Data extracted from a collection:
---*---
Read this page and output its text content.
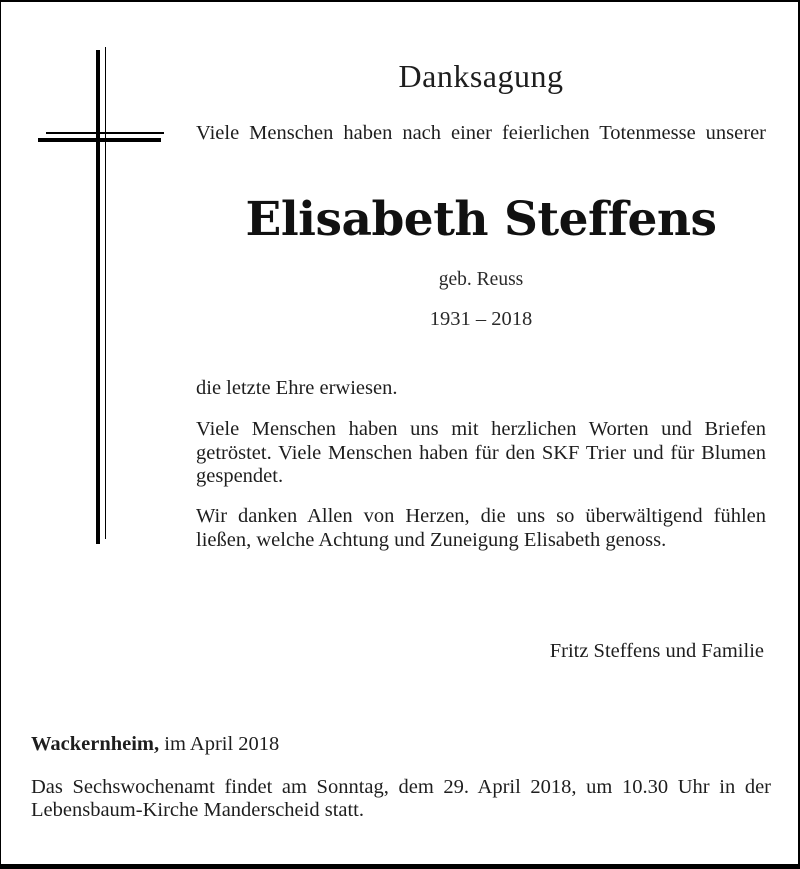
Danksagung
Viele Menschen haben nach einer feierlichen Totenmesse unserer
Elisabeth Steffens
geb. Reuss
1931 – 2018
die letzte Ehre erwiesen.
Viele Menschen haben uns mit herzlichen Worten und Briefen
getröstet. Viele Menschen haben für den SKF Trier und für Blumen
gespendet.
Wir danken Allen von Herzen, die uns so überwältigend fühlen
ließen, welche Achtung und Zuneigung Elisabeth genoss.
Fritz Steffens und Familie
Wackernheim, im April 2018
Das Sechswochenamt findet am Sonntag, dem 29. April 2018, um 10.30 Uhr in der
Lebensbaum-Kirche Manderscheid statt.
---*---
§ **Task instructions**: Lines of the listing that contain the word "April" are to be counted; report only their number.

§ **Response below**: 2